Find every line in the records below that contains the word "ylabel", and copy each such line.

[Lines of data]
####################
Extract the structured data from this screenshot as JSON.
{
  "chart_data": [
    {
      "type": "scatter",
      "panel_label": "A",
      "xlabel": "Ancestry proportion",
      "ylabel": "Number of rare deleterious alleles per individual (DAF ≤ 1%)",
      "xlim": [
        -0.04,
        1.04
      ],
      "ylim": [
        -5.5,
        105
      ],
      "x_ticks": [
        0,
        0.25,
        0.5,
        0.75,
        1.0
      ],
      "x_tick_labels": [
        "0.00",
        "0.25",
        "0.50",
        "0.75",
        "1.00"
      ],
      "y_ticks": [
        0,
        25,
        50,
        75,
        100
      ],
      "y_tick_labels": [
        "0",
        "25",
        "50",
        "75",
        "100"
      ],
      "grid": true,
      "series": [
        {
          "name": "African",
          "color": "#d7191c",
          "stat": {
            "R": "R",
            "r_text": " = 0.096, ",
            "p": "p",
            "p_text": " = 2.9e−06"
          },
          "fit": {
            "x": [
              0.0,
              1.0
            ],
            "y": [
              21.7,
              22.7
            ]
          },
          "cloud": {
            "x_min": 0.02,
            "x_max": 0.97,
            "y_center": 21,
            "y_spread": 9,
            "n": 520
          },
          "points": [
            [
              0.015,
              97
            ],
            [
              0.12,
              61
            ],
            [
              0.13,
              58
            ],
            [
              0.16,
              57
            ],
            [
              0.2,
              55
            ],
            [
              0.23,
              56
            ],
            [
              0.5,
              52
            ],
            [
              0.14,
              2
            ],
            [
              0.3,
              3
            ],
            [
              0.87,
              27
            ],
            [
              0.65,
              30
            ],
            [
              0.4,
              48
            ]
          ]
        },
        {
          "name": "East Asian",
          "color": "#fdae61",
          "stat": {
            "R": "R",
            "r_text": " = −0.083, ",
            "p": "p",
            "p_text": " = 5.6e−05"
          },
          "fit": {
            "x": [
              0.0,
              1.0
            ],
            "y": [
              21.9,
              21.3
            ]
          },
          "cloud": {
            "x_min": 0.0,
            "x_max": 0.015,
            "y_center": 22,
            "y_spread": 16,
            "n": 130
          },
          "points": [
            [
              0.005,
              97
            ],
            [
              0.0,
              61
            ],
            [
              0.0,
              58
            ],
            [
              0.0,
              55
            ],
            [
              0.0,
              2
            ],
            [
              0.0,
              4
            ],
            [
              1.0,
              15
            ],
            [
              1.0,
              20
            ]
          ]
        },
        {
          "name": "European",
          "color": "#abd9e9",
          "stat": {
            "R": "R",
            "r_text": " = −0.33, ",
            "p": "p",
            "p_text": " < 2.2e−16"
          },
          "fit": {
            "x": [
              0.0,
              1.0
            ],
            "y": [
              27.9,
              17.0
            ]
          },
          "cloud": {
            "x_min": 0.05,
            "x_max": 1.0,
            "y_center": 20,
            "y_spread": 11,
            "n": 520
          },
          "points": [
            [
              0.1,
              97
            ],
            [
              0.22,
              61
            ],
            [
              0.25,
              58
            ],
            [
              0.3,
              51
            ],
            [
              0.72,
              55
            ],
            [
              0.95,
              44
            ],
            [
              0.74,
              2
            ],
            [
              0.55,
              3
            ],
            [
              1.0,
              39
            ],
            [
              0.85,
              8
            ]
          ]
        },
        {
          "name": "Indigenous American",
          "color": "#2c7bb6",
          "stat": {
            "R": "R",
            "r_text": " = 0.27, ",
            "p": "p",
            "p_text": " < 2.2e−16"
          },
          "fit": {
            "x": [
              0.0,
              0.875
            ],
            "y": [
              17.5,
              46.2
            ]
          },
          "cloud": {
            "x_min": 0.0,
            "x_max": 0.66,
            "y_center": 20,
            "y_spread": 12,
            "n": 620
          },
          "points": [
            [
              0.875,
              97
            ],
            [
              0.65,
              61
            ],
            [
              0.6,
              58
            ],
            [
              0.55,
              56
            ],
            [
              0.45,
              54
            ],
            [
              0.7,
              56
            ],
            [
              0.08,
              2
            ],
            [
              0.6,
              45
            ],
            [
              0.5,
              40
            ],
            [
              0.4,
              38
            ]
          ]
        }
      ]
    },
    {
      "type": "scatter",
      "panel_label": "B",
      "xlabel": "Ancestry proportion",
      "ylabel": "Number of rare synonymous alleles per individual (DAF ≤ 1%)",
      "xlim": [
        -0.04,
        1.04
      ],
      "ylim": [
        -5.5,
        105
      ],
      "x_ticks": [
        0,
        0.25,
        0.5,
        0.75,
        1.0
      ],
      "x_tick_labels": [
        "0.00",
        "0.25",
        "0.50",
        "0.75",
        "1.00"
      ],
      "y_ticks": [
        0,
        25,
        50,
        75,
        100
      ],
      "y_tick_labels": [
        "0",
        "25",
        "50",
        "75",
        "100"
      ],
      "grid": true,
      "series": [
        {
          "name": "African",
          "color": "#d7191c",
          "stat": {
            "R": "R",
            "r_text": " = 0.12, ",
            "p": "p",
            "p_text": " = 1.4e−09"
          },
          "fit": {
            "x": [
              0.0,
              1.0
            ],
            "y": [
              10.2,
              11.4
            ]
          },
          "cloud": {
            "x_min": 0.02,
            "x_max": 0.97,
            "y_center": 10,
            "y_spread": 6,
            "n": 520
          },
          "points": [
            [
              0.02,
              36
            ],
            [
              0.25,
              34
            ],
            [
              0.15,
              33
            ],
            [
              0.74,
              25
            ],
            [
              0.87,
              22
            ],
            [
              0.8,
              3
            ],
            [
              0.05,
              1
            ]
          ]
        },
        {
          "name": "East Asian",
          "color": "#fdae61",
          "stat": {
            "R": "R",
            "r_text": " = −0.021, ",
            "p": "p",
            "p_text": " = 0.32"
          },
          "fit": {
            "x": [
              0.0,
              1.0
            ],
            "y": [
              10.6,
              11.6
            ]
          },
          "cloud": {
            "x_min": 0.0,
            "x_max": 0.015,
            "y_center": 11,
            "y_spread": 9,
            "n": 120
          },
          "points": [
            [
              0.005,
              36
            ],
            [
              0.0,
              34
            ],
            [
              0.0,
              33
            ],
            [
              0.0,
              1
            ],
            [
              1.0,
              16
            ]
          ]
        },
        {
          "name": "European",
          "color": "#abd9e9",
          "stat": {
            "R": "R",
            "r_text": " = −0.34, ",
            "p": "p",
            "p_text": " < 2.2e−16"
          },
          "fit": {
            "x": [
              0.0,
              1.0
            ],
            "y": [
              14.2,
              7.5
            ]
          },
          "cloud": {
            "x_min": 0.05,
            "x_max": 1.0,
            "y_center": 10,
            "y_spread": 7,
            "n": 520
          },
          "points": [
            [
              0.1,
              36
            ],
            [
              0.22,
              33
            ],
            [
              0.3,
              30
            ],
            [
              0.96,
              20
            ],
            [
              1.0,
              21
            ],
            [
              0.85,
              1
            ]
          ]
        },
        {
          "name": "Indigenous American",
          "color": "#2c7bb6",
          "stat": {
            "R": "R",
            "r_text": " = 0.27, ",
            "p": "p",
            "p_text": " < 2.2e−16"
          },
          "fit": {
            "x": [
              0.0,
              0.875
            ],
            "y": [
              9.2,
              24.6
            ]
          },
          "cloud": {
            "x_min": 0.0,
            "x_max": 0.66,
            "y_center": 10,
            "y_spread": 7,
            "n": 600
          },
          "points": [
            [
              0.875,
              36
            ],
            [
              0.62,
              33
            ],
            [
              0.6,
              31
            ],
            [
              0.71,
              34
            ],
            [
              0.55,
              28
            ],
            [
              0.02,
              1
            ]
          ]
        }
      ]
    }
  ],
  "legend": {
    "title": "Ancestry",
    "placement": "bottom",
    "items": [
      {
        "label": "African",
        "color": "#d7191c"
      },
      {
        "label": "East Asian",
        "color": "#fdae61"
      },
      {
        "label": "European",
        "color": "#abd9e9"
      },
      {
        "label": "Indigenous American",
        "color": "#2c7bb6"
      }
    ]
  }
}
####################
OUTPUT FOR THIS EXERCISE –
      "ylabel": "Number of rare deleterious alleles per individual (DAF ≤ 1%)",
      "ylabel": "Number of rare synonymous alleles per individual (DAF ≤ 1%)",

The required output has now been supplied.